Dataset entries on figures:

##########

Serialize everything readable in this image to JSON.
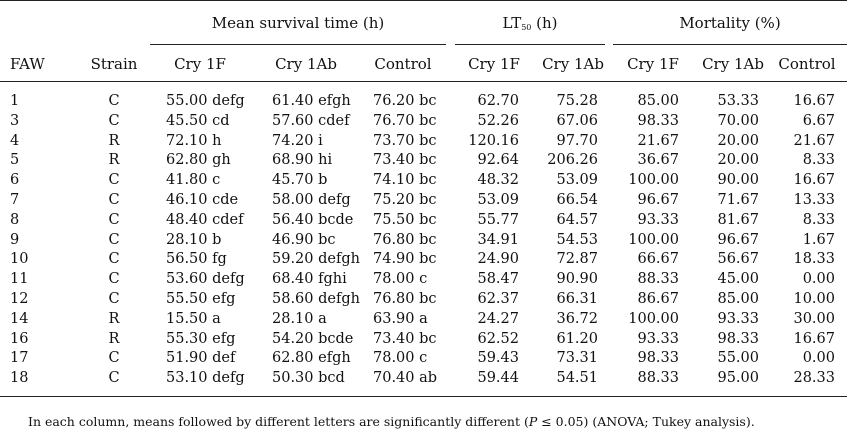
{
  "header": {
    "group_mst": "Mean survival time (h)",
    "group_lt50_main": "LT",
    "group_lt50_sub": "50",
    "group_lt50_unit": " (h)",
    "group_mortality": "Mortality (%)",
    "col_faw": "FAW",
    "col_strain": "Strain",
    "col_mst_cry1f": "Cry 1F",
    "col_mst_cry1ab": "Cry 1Ab",
    "col_mst_control": "Control",
    "col_lt_cry1f": "Cry 1F",
    "col_lt_cry1ab": "Cry 1Ab",
    "col_mort_cry1f": "Cry 1F",
    "col_mort_cry1ab": "Cry 1Ab",
    "col_mort_control": "Control"
  },
  "rows": [
    [
      "1",
      "C",
      "55.00 defg",
      "61.40 efgh",
      "76.20 bc",
      "62.70",
      "75.28",
      "85.00",
      "53.33",
      "16.67"
    ],
    [
      "3",
      "C",
      "45.50 cd",
      "57.60 cdef",
      "76.70 bc",
      "52.26",
      "67.06",
      "98.33",
      "70.00",
      "6.67"
    ],
    [
      "4",
      "R",
      "72.10 h",
      "74.20 i",
      "73.70 bc",
      "120.16",
      "97.70",
      "21.67",
      "20.00",
      "21.67"
    ],
    [
      "5",
      "R",
      "62.80 gh",
      "68.90 hi",
      "73.40 bc",
      "92.64",
      "206.26",
      "36.67",
      "20.00",
      "8.33"
    ],
    [
      "6",
      "C",
      "41.80 c",
      "45.70 b",
      "74.10 bc",
      "48.32",
      "53.09",
      "100.00",
      "90.00",
      "16.67"
    ],
    [
      "7",
      "C",
      "46.10 cde",
      "58.00 defg",
      "75.20 bc",
      "53.09",
      "66.54",
      "96.67",
      "71.67",
      "13.33"
    ],
    [
      "8",
      "C",
      "48.40 cdef",
      "56.40 bcde",
      "75.50 bc",
      "55.77",
      "64.57",
      "93.33",
      "81.67",
      "8.33"
    ],
    [
      "9",
      "C",
      "28.10 b",
      "46.90 bc",
      "76.80 bc",
      "34.91",
      "54.53",
      "100.00",
      "96.67",
      "1.67"
    ],
    [
      "10",
      "C",
      "56.50 fg",
      "59.20 defgh",
      "74.90 bc",
      "24.90",
      "72.87",
      "66.67",
      "56.67",
      "18.33"
    ],
    [
      "11",
      "C",
      "53.60 defg",
      "68.40 fghi",
      "78.00 c",
      "58.47",
      "90.90",
      "88.33",
      "45.00",
      "0.00"
    ],
    [
      "12",
      "C",
      "55.50 efg",
      "58.60 defgh",
      "76.80 bc",
      "62.37",
      "66.31",
      "86.67",
      "85.00",
      "10.00"
    ],
    [
      "14",
      "R",
      "15.50 a",
      "28.10 a",
      "63.90 a",
      "24.27",
      "36.72",
      "100.00",
      "93.33",
      "30.00"
    ],
    [
      "16",
      "R",
      "55.30 efg",
      "54.20 bcde",
      "73.40 bc",
      "62.52",
      "61.20",
      "93.33",
      "98.33",
      "16.67"
    ],
    [
      "17",
      "C",
      "51.90 def",
      "62.80 efgh",
      "78.00 c",
      "59.43",
      "73.31",
      "98.33",
      "55.00",
      "0.00"
    ],
    [
      "18",
      "C",
      "53.10 defg",
      "50.30 bcd",
      "70.40 ab",
      "59.44",
      "54.51",
      "88.33",
      "95.00",
      "28.33"
    ]
  ],
  "footnote": {
    "before": "In each column, means followed by different letters are significantly different (",
    "p_symbol": "P",
    "after": " ≤ 0.05) (ANOVA; Tukey analysis)."
  }
}
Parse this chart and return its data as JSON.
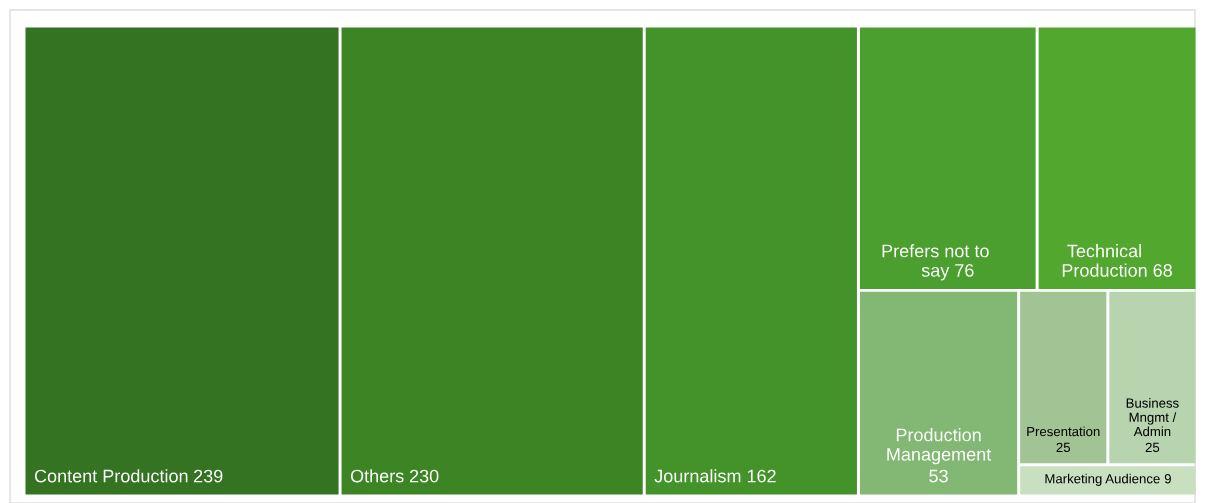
{
  "chart_data": {
    "type": "other",
    "categories": [
      "Content Production",
      "Others",
      "Journalism",
      "Prefers not to say",
      "Technical Production",
      "Production Management",
      "Presentation",
      "Business Mngmt / Admin",
      "Marketing Audience"
    ],
    "values": [
      239,
      230,
      162,
      76,
      68,
      53,
      25,
      25,
      9
    ],
    "colors": [
      "#337321",
      "#3d8424",
      "#43932a",
      "#4a9f2e",
      "#52a82f",
      "#82b873",
      "#a0c493",
      "#b8d4ae",
      "#c8dfc0"
    ],
    "data_labels": true
  }
}
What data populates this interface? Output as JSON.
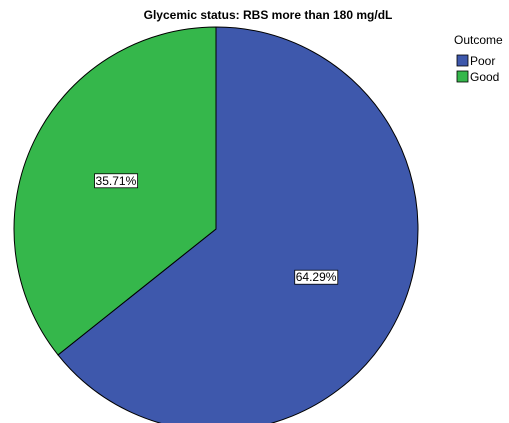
{
  "chart_data": {
    "type": "pie",
    "title": "Glycemic status: RBS more than 180 mg/dL",
    "legend_title": "Outcome",
    "legend_position": "top-right",
    "slices": [
      {
        "label": "Poor",
        "value": 64.29,
        "value_label": "64.29%",
        "color": "#3e58ac"
      },
      {
        "label": "Good",
        "value": 35.71,
        "value_label": "35.71%",
        "color": "#35b74b"
      }
    ]
  }
}
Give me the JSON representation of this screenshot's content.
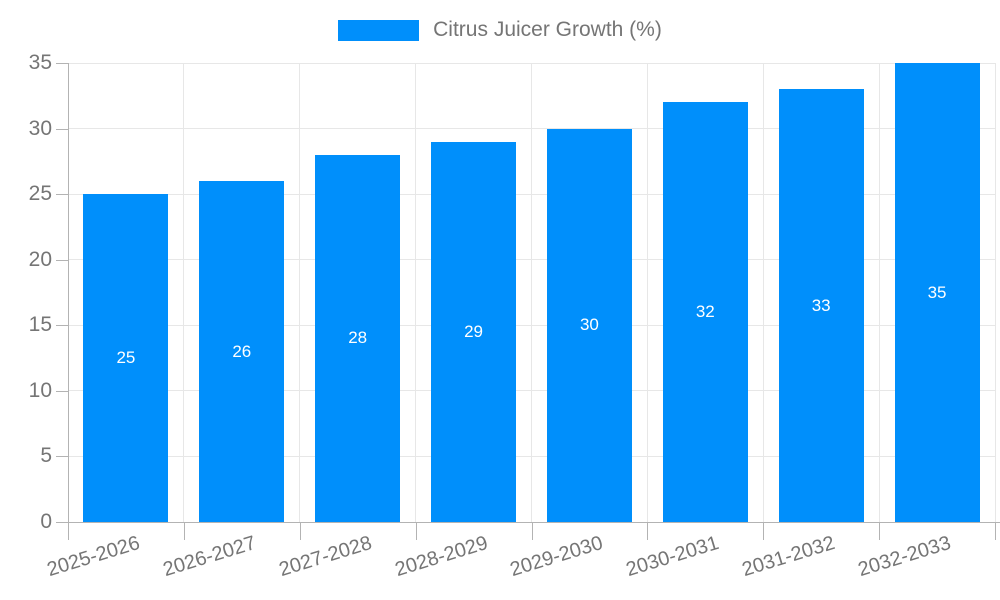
{
  "chart_data": {
    "type": "bar",
    "title": "",
    "legend_label": "Citrus Juicer Growth (%)",
    "legend_position": "top-center",
    "categories": [
      "2025-2026",
      "2026-2027",
      "2027-2028",
      "2028-2029",
      "2029-2030",
      "2030-2031",
      "2031-2032",
      "2032-2033"
    ],
    "values": [
      25,
      26,
      28,
      29,
      30,
      32,
      33,
      35
    ],
    "data_labels": [
      "25",
      "26",
      "28",
      "29",
      "30",
      "32",
      "33",
      "35"
    ],
    "y_tick_labels": [
      "0",
      "5",
      "10",
      "15",
      "20",
      "25",
      "30",
      "35"
    ],
    "xlabel": "",
    "ylabel": "",
    "ylim": [
      0,
      35
    ],
    "ytick_step": 5,
    "grid": "horizontal ticks and vertical category boundaries",
    "colors": {
      "bar": "#008FFB",
      "bar_value_label": "#ffffff",
      "axis_text": "#757575",
      "legend_text": "#757575",
      "gridline": "#e7e7e7",
      "axis_line": "#b3b3b3"
    }
  }
}
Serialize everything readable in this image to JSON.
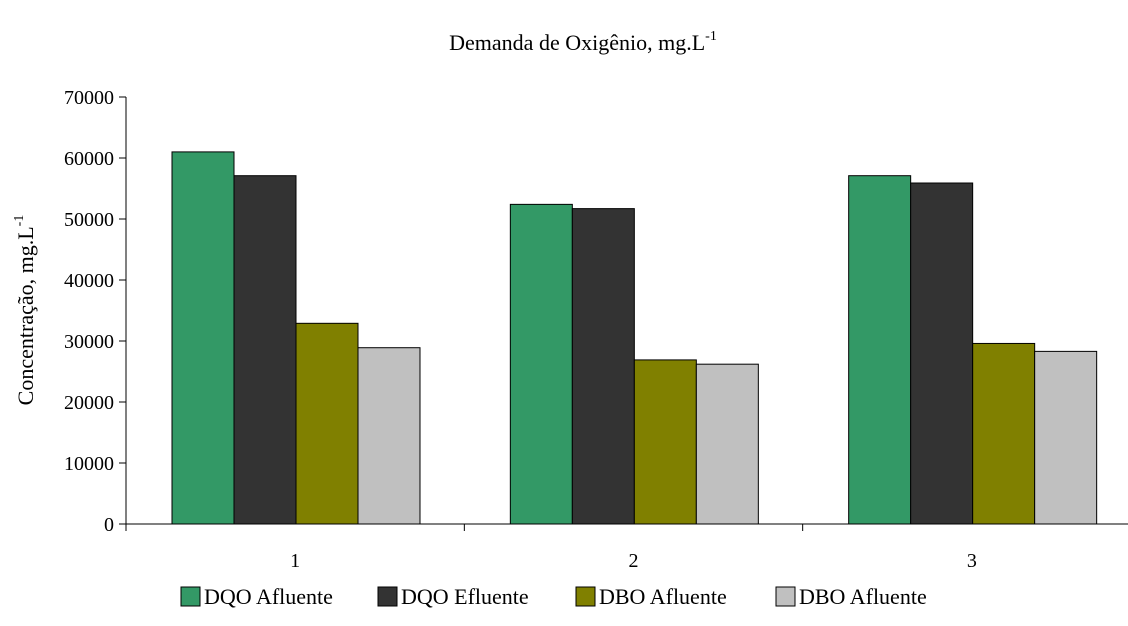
{
  "chart_data": {
    "type": "bar",
    "title": "Demanda de Oxigênio, mg.L",
    "title_superscript": "-1",
    "xlabel": "",
    "ylabel": "Concentração, mg.L",
    "ylabel_superscript": "-1",
    "categories": [
      "1",
      "2",
      "3"
    ],
    "series": [
      {
        "name": "DQO Afluente",
        "values": [
          61000,
          52400,
          57100
        ],
        "color": "#339966"
      },
      {
        "name": "DQO Efluente",
        "values": [
          57100,
          51700,
          55900
        ],
        "color": "#333333"
      },
      {
        "name": "DBO Afluente",
        "values": [
          32900,
          26900,
          29600
        ],
        "color": "#808000"
      },
      {
        "name": "DBO Afluente",
        "values": [
          28900,
          26200,
          28300
        ],
        "color": "#c0c0c0"
      }
    ],
    "ylim": [
      0,
      70000
    ],
    "yticks": [
      "0",
      "10000",
      "20000",
      "30000",
      "40000",
      "50000",
      "60000",
      "70000"
    ],
    "grid": false,
    "legend_position": "bottom"
  }
}
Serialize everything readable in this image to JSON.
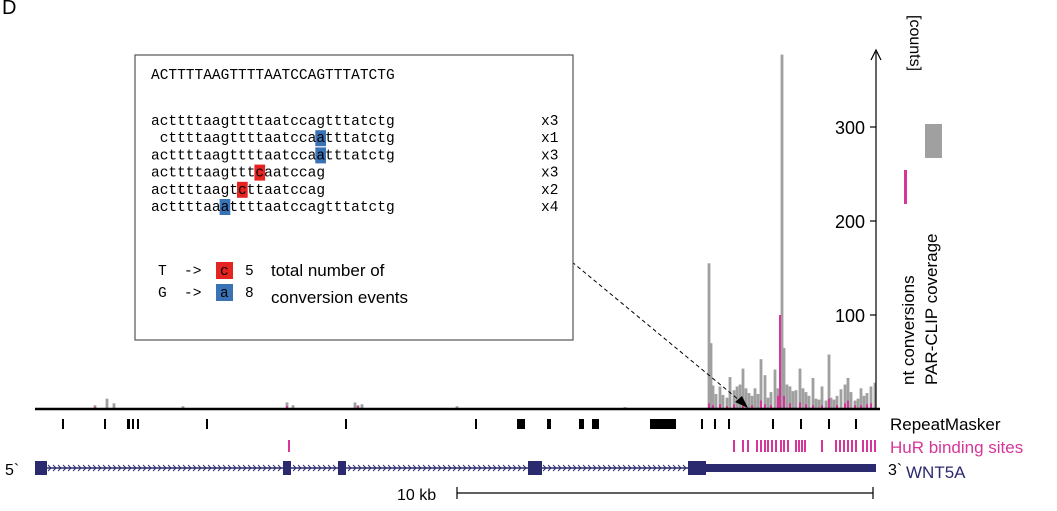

##########

Instruction = Where a line above contains the word "name", copy that line.

Reply to the exercise =
        "name": "DQO Afluente",
        "name": "DQO Efluente",
        "name": "DBO Afluente",
        "name": "DBO Afluente",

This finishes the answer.